WHAT YOU WILL DO –
In the data below, find every line that has the string "imitating", and copy it.

[start]

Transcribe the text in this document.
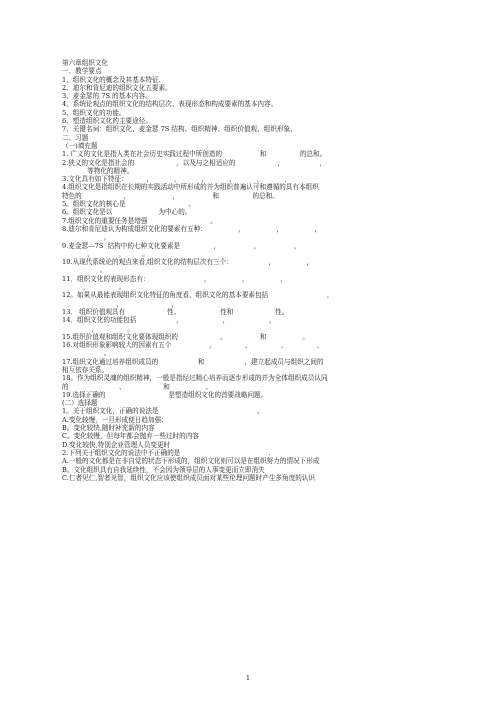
第六章组织文化

一、教学要点

1、组织文化的概念及其基本特征.

2、迪尔和肯尼迪的组织文化五要素。

3、麦金瑟的 7S 的基本内容。

4、系统论观点的组织文化的结构层次、表现形态和构成要素的基本内容。

5、组织文化的功能。

6、塑造组织文化的主要途径。

7、关键名词：组织文化、麦金瑟 7S 结构、组织精神、组织价值观、组织形象、

二、习题

（一)填充题

1. 广义的文化是指人类在社会历史实践过程中所创造的                  和                的总和。

2.狭义的文化是指社会的                    ，以及与之相适应的                    ，                 ，

等物化的精神。

3.文化具有如下特征：         ，          ，          ，          ，          ，          ，

4.组织文化是指组织在长期的实践活动中所形成的并为组织普遍认可和遵循的具有本组织

特色的                    ，                    ，                和                的总和。

5。组织文化的核心是                              。

6。组织文化是以                      为中心的。

7.组织文化的重要任务是增强                              。

8.迪尔和肯尼迪认为构成组织文化的要素有五种：               ，               ，               ，

，

9.麦金瑟—7S  结构中的七种文化要素是                ，                ，                ，

，            ，        。

10.从现代系统论的观点来看,组织文化的结构层次有三个：                 ，               ，

。

11．组织文化的表现形态有：                          ，               ，               ，

，              。

12。如果从最能表现组织文化特征的角度看，组织文化的基本要素包括                            ，

，                       ，

13． 组织价值观具有                    性、                   性和                    性。

14．组织文化的功能包括                   ，                   ，                   ，

，              。

15.组织价值观和组织文化要体现组织的                    、                和                 。

16.对组织形象影响较大的因素有五个                  ，              ，              ，              ，

。

17.组织文化通过培养组织成员的                   和                   ，建立起成员与组织之间的

相互依存关系。

18。作为组织灵魂的组织精神，一般是指经过精心培养而逐步形成的并为全体组织成员认同

的                        、                  和                 。

19.选择正确的                              是塑造组织文化的首要战略问题。

(二）选择题

1。关于组织文化，正确的说法是                                               。

A.变化较慢，一旦形成便日趋加强；

B。变化较快,随时补充新的内容

C。变化较慢，但每年都会抛弃一些过时的内容

D.变化较快,特别企业管理人员变更时

2.下列关于组织文化的说法中不正确的是                                          .

A.一般的文化都是在非自觉的状态下形成的，组织文化则可以是在组织努力的情况下形成

B。文化组织具有自我延续性，不会因为领导层的人事变更而立即消失

C.仁者见仁,智者见智，组织文化应该使组织成员面对某些伦理问题时产生多角度的认识

1
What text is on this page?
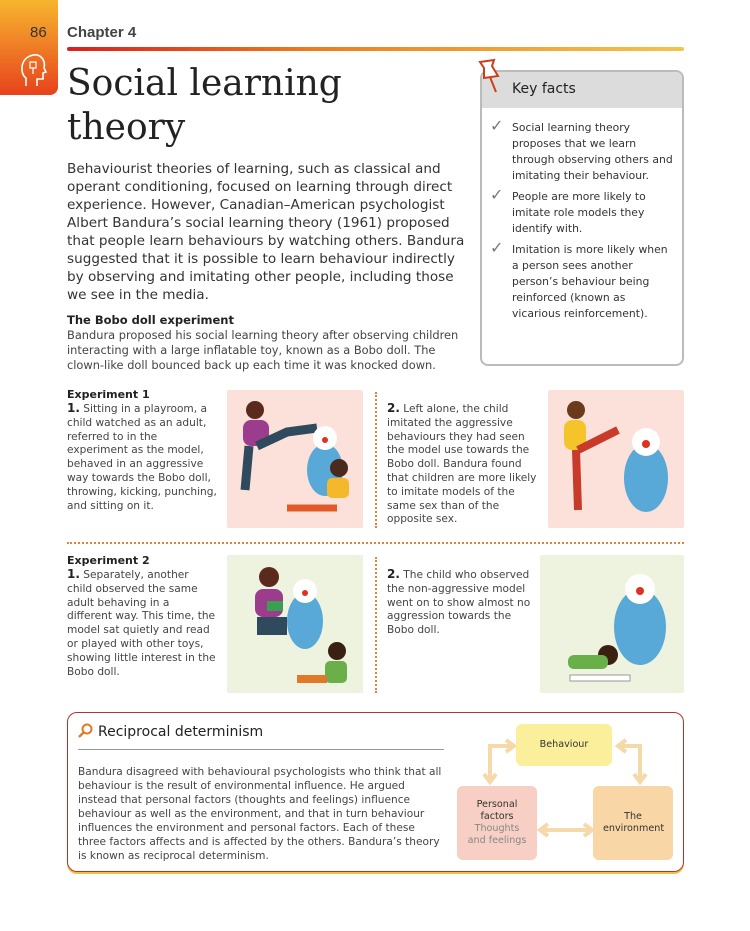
86 Chapter 4
Social learning theory

Behaviourist theories of learning, such as classical and operant conditioning, focused on learning through direct experience. However, Canadian–American psychologist Albert Bandura’s social learning theory (1961) proposed that people learn behaviours by watching others. Bandura suggested that it is possible to learn behaviour indirectly by observing and imitating other people, including those we see in the media.

Key facts
✓ Social learning theory proposes that we learn through observing others and imitating their behaviour.
✓ People are more likely to imitate role models they identify with.
✓ Imitation is more likely when a person sees another person’s behaviour being reinforced (known as vicarious reinforcement).
The Bobo doll experiment

Bandura proposed his social learning theory after observing children interacting with a large inflatable toy, known as a Bobo doll. The clown-like doll bounced back up each time it was knocked down.

Experiment 1

1. Sitting in a playroom, a child watched as an adult, referred to in the experiment as the model, behaved in an aggressive way towards the Bobo doll, throwing, kicking, punching, and sitting on it.

2. Left alone, the child imitated the aggressive behaviours they had seen the model use towards the Bobo doll. Bandura found that children are more likely to imitate models of the same sex than of the opposite sex.

Experiment 2

1. Separately, another child observed the same adult behaving in a different way. This time, the model sat quietly and read or played with other toys, showing little interest in the Bobo doll.

2. The child who observed the non-aggressive model went on to show almost no aggression towards the Bobo doll.

Reciprocal determinism

Bandura disagreed with behavioural psychologists who think that all behaviour is the result of environmental influence. He argued instead that personal factors (thoughts and feelings) influence behaviour as well as the environment, and that in turn behaviour influences the environment and personal factors. Each of these three factors affects and is affected by the others. Bandura’s theory is known as reciprocal determinism.

Behaviour
Personal factors
Thoughts and feelings
The environment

[end]

EXERCISE OUTPUT –
Behaviourist theories of learning, such as classical and operant conditioning, focused on learning through direct experience. However, Canadian–American psychologist Albert Bandura’s social learning theory (1961) proposed that people learn behaviours by watching others. Bandura suggested that it is possible to learn behaviour indirectly by observing and imitating other people, including those we see in the media.
✓ Social learning theory proposes that we learn through observing others and imitating their behaviour.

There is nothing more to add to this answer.